**Your instructions**
The entries below are to be transcribed in full, without their images.

**Records supplied**
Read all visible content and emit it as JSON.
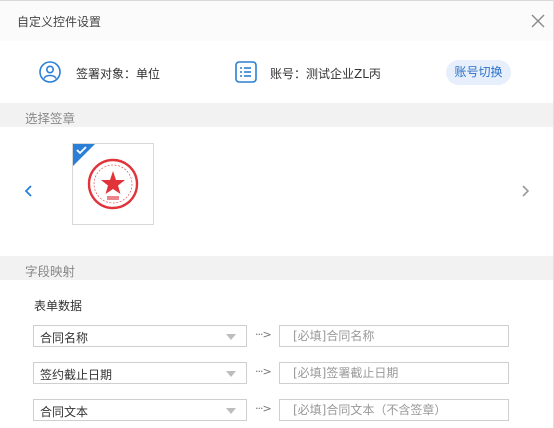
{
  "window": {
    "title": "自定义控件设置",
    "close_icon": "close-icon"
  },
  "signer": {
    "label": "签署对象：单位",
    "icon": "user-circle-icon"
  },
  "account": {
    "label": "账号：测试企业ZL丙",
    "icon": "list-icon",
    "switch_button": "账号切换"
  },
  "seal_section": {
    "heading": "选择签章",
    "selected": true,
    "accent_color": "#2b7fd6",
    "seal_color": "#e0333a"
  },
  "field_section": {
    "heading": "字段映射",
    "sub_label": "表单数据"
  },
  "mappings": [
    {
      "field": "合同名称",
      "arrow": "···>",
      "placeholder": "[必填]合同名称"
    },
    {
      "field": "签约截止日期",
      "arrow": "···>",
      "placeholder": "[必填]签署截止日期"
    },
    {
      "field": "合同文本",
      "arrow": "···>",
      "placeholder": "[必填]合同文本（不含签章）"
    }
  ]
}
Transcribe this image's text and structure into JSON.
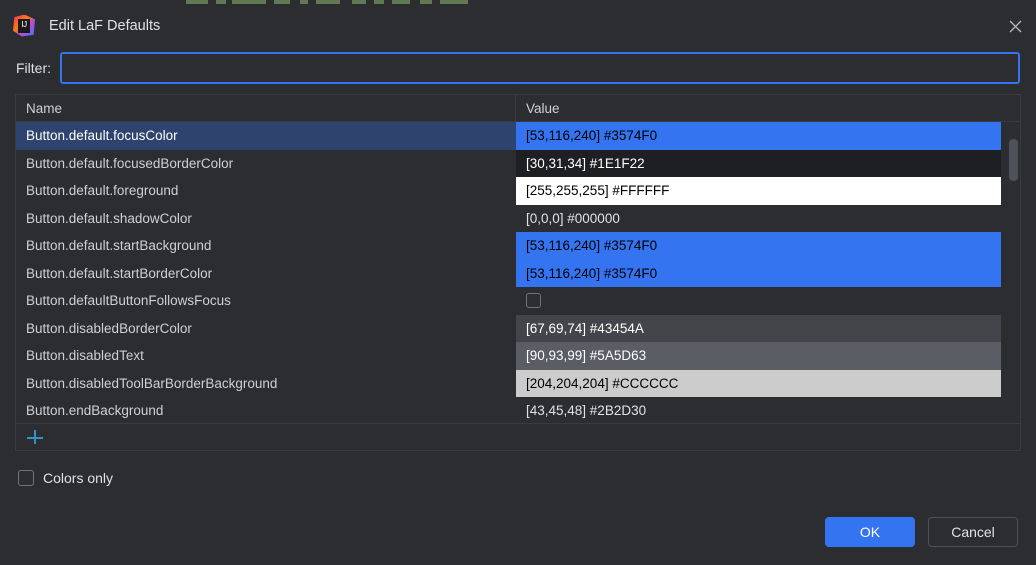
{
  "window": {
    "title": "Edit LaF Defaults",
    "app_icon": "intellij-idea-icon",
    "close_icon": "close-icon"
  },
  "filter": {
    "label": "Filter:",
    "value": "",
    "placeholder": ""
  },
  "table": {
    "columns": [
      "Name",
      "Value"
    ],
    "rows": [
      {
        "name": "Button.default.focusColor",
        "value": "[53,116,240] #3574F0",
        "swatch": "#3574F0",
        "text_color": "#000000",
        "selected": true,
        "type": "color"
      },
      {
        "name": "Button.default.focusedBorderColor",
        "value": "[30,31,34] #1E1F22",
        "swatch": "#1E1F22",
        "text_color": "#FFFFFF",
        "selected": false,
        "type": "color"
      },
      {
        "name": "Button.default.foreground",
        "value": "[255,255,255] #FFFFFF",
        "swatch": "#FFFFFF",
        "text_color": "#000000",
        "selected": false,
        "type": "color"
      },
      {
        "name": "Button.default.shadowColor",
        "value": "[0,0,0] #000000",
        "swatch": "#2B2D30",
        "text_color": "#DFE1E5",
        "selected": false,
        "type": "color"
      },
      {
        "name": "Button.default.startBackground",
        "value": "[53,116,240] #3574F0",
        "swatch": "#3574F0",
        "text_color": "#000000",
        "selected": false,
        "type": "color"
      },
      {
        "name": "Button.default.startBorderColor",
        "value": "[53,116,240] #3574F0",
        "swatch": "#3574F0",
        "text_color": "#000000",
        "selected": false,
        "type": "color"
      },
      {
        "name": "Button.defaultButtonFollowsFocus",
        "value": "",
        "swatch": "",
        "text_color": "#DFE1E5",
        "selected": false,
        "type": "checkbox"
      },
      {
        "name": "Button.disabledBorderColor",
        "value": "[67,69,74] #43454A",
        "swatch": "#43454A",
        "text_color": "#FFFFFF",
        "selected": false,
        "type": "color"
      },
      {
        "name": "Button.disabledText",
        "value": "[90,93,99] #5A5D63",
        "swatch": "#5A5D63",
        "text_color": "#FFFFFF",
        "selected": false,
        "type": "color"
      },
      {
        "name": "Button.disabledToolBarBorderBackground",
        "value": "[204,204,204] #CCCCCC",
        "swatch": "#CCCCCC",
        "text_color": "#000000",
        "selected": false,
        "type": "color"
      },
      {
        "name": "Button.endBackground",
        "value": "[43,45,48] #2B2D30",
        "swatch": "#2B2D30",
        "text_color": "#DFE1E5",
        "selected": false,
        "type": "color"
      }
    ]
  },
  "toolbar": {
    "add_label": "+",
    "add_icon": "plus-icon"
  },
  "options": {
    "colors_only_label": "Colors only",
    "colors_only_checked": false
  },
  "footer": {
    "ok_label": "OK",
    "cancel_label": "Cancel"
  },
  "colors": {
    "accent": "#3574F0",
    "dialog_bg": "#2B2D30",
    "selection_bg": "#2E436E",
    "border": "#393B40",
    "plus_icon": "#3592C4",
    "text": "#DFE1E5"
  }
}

**Correct output**
Read all visible content and emit it as JSON.
{
  "window": {
    "title": "自定义控件设置",
    "close_icon": "close-icon"
  },
  "signer": {
    "label": "签署对象：单位",
    "icon": "user-circle-icon"
  },
  "account": {
    "label": "账号：测试企业ZL丙",
    "icon": "list-icon",
    "switch_button": "账号切换"
  },
  "seal_section": {
    "heading": "选择签章",
    "selected": true,
    "accent_color": "#2b7fd6",
    "seal_color": "#e0333a"
  },
  "field_section": {
    "heading": "字段映射",
    "sub_label": "表单数据"
  },
  "mappings": [
    {
      "field": "合同名称",
      "arrow": "···>",
      "placeholder": "[必填]合同名称"
    },
    {
      "field": "签约截止日期",
      "arrow": "···>",
      "placeholder": "[必填]签署截止日期"
    },
    {
      "field": "合同文本",
      "arrow": "···>",
      "placeholder": "[必填]合同文本（不含签章）"
    }
  ]
}
Transcribe this image's text and structure into JSON.
{
  "window": {
    "title": "Edit LaF Defaults",
    "app_icon": "intellij-idea-icon",
    "close_icon": "close-icon"
  },
  "filter": {
    "label": "Filter:",
    "value": "",
    "placeholder": ""
  },
  "table": {
    "columns": [
      "Name",
      "Value"
    ],
    "rows": [
      {
        "name": "Button.default.focusColor",
        "value": "[53,116,240] #3574F0",
        "swatch": "#3574F0",
        "text_color": "#000000",
        "selected": true,
        "type": "color"
      },
      {
        "name": "Button.default.focusedBorderColor",
        "value": "[30,31,34] #1E1F22",
        "swatch": "#1E1F22",
        "text_color": "#FFFFFF",
        "selected": false,
        "type": "color"
      },
      {
        "name": "Button.default.foreground",
        "value": "[255,255,255] #FFFFFF",
        "swatch": "#FFFFFF",
        "text_color": "#000000",
        "selected": false,
        "type": "color"
      },
      {
        "name": "Button.default.shadowColor",
        "value": "[0,0,0] #000000",
        "swatch": "#2B2D30",
        "text_color": "#DFE1E5",
        "selected": false,
        "type": "color"
      },
      {
        "name": "Button.default.startBackground",
        "value": "[53,116,240] #3574F0",
        "swatch": "#3574F0",
        "text_color": "#000000",
        "selected": false,
        "type": "color"
      },
      {
        "name": "Button.default.startBorderColor",
        "value": "[53,116,240] #3574F0",
        "swatch": "#3574F0",
        "text_color": "#000000",
        "selected": false,
        "type": "color"
      },
      {
        "name": "Button.defaultButtonFollowsFocus",
        "value": "",
        "swatch": "",
        "text_color": "#DFE1E5",
        "selected": false,
        "type": "checkbox"
      },
      {
        "name": "Button.disabledBorderColor",
        "value": "[67,69,74] #43454A",
        "swatch": "#43454A",
        "text_color": "#FFFFFF",
        "selected": false,
        "type": "color"
      },
      {
        "name": "Button.disabledText",
        "value": "[90,93,99] #5A5D63",
        "swatch": "#5A5D63",
        "text_color": "#FFFFFF",
        "selected": false,
        "type": "color"
      },
      {
        "name": "Button.disabledToolBarBorderBackground",
        "value": "[204,204,204] #CCCCCC",
        "swatch": "#CCCCCC",
        "text_color": "#000000",
        "selected": false,
        "type": "color"
      },
      {
        "name": "Button.endBackground",
        "value": "[43,45,48] #2B2D30",
        "swatch": "#2B2D30",
        "text_color": "#DFE1E5",
        "selected": false,
        "type": "color"
      }
    ]
  },
  "toolbar": {
    "add_label": "+",
    "add_icon": "plus-icon"
  },
  "options": {
    "colors_only_label": "Colors only",
    "colors_only_checked": false
  },
  "footer": {
    "ok_label": "OK",
    "cancel_label": "Cancel"
  },
  "colors": {
    "accent": "#3574F0",
    "dialog_bg": "#2B2D30",
    "selection_bg": "#2E436E",
    "border": "#393B40",
    "plus_icon": "#3592C4",
    "text": "#DFE1E5"
  }
}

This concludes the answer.